Records that describe figures
┄┄┄┄┄┄
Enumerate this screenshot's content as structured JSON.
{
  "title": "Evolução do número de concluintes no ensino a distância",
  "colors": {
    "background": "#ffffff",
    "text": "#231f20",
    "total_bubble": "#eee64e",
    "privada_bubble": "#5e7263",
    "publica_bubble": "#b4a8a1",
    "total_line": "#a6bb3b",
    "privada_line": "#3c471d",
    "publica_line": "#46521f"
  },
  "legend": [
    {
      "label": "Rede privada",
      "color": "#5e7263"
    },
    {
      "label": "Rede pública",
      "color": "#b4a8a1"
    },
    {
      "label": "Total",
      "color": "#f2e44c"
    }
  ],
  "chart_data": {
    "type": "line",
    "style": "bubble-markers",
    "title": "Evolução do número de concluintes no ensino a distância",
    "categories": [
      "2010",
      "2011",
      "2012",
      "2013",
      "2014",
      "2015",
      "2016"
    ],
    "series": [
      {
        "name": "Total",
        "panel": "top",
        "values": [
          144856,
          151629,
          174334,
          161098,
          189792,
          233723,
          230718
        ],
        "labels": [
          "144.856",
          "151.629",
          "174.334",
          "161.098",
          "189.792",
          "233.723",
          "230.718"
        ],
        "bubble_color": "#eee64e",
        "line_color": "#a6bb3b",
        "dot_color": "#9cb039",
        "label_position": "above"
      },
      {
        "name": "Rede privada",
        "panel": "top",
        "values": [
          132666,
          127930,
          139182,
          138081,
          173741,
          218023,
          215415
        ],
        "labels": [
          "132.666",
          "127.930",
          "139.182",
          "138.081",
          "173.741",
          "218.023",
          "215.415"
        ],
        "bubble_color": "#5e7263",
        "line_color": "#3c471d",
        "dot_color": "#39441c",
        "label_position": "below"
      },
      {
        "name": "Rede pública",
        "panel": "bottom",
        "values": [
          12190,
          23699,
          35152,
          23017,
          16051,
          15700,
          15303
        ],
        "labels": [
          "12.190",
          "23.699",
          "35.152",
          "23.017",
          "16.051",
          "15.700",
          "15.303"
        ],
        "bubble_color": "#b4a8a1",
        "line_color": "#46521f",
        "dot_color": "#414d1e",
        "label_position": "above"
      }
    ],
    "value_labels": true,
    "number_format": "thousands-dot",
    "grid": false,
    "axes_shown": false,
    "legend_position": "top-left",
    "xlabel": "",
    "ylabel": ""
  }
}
┄┄┄┄┄┄
TASK GOAL:
All of the lines above need to be given again exactly.

ANSWER TO THIS TASK:
Enumerate this screenshot's content as structured JSON.
{
  "title": "Evolução do número de concluintes no ensino a distância",
  "colors": {
    "background": "#ffffff",
    "text": "#231f20",
    "total_bubble": "#eee64e",
    "privada_bubble": "#5e7263",
    "publica_bubble": "#b4a8a1",
    "total_line": "#a6bb3b",
    "privada_line": "#3c471d",
    "publica_line": "#46521f"
  },
  "legend": [
    {
      "label": "Rede privada",
      "color": "#5e7263"
    },
    {
      "label": "Rede pública",
      "color": "#b4a8a1"
    },
    {
      "label": "Total",
      "color": "#f2e44c"
    }
  ],
  "chart_data": {
    "type": "line",
    "style": "bubble-markers",
    "title": "Evolução do número de concluintes no ensino a distância",
    "categories": [
      "2010",
      "2011",
      "2012",
      "2013",
      "2014",
      "2015",
      "2016"
    ],
    "series": [
      {
        "name": "Total",
        "panel": "top",
        "values": [
          144856,
          151629,
          174334,
          161098,
          189792,
          233723,
          230718
        ],
        "labels": [
          "144.856",
          "151.629",
          "174.334",
          "161.098",
          "189.792",
          "233.723",
          "230.718"
        ],
        "bubble_color": "#eee64e",
        "line_color": "#a6bb3b",
        "dot_color": "#9cb039",
        "label_position": "above"
      },
      {
        "name": "Rede privada",
        "panel": "top",
        "values": [
          132666,
          127930,
          139182,
          138081,
          173741,
          218023,
          215415
        ],
        "labels": [
          "132.666",
          "127.930",
          "139.182",
          "138.081",
          "173.741",
          "218.023",
          "215.415"
        ],
        "bubble_color": "#5e7263",
        "line_color": "#3c471d",
        "dot_color": "#39441c",
        "label_position": "below"
      },
      {
        "name": "Rede pública",
        "panel": "bottom",
        "values": [
          12190,
          23699,
          35152,
          23017,
          16051,
          15700,
          15303
        ],
        "labels": [
          "12.190",
          "23.699",
          "35.152",
          "23.017",
          "16.051",
          "15.700",
          "15.303"
        ],
        "bubble_color": "#b4a8a1",
        "line_color": "#46521f",
        "dot_color": "#414d1e",
        "label_position": "above"
      }
    ],
    "value_labels": true,
    "number_format": "thousands-dot",
    "grid": false,
    "axes_shown": false,
    "legend_position": "top-left",
    "xlabel": "",
    "ylabel": ""
  }
}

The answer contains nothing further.